Task — Write the records out again, precisely as they stand.

** BEGIN Records to use **

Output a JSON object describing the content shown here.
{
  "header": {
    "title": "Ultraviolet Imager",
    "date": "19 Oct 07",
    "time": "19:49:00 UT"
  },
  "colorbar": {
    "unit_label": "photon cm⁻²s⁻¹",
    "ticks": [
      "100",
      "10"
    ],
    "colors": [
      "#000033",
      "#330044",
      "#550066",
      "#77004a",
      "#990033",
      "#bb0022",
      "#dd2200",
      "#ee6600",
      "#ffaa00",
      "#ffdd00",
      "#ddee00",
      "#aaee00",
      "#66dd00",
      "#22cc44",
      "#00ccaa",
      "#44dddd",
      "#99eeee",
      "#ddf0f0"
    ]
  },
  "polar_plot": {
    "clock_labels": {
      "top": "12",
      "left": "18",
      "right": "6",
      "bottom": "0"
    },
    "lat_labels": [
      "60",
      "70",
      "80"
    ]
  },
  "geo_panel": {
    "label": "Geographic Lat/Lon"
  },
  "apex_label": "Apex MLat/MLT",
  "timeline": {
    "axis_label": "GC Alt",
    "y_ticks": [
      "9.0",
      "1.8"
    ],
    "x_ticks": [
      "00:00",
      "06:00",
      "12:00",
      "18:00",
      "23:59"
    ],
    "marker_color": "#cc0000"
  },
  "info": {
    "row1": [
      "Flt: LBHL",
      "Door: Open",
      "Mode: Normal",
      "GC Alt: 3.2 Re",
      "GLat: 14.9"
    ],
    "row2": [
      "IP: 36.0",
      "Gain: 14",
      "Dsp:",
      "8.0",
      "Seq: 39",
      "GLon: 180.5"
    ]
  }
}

** END Records to use **

Solution to this problem —
Output a JSON object describing the content shown here.
{
  "header": {
    "title": "Ultraviolet Imager",
    "date": "19 Oct 07",
    "time": "19:49:00 UT"
  },
  "colorbar": {
    "unit_label": "photon cm⁻²s⁻¹",
    "ticks": [
      "100",
      "10"
    ],
    "colors": [
      "#000033",
      "#330044",
      "#550066",
      "#77004a",
      "#990033",
      "#bb0022",
      "#dd2200",
      "#ee6600",
      "#ffaa00",
      "#ffdd00",
      "#ddee00",
      "#aaee00",
      "#66dd00",
      "#22cc44",
      "#00ccaa",
      "#44dddd",
      "#99eeee",
      "#ddf0f0"
    ]
  },
  "polar_plot": {
    "clock_labels": {
      "top": "12",
      "left": "18",
      "right": "6",
      "bottom": "0"
    },
    "lat_labels": [
      "60",
      "70",
      "80"
    ]
  },
  "geo_panel": {
    "label": "Geographic Lat/Lon"
  },
  "apex_label": "Apex MLat/MLT",
  "timeline": {
    "axis_label": "GC Alt",
    "y_ticks": [
      "9.0",
      "1.8"
    ],
    "x_ticks": [
      "00:00",
      "06:00",
      "12:00",
      "18:00",
      "23:59"
    ],
    "marker_color": "#cc0000"
  },
  "info": {
    "row1": [
      "Flt: LBHL",
      "Door: Open",
      "Mode: Normal",
      "GC Alt: 3.2 Re",
      "GLat: 14.9"
    ],
    "row2": [
      "IP: 36.0",
      "Gain: 14",
      "Dsp:",
      "8.0",
      "Seq: 39",
      "GLon: 180.5"
    ]
  }
}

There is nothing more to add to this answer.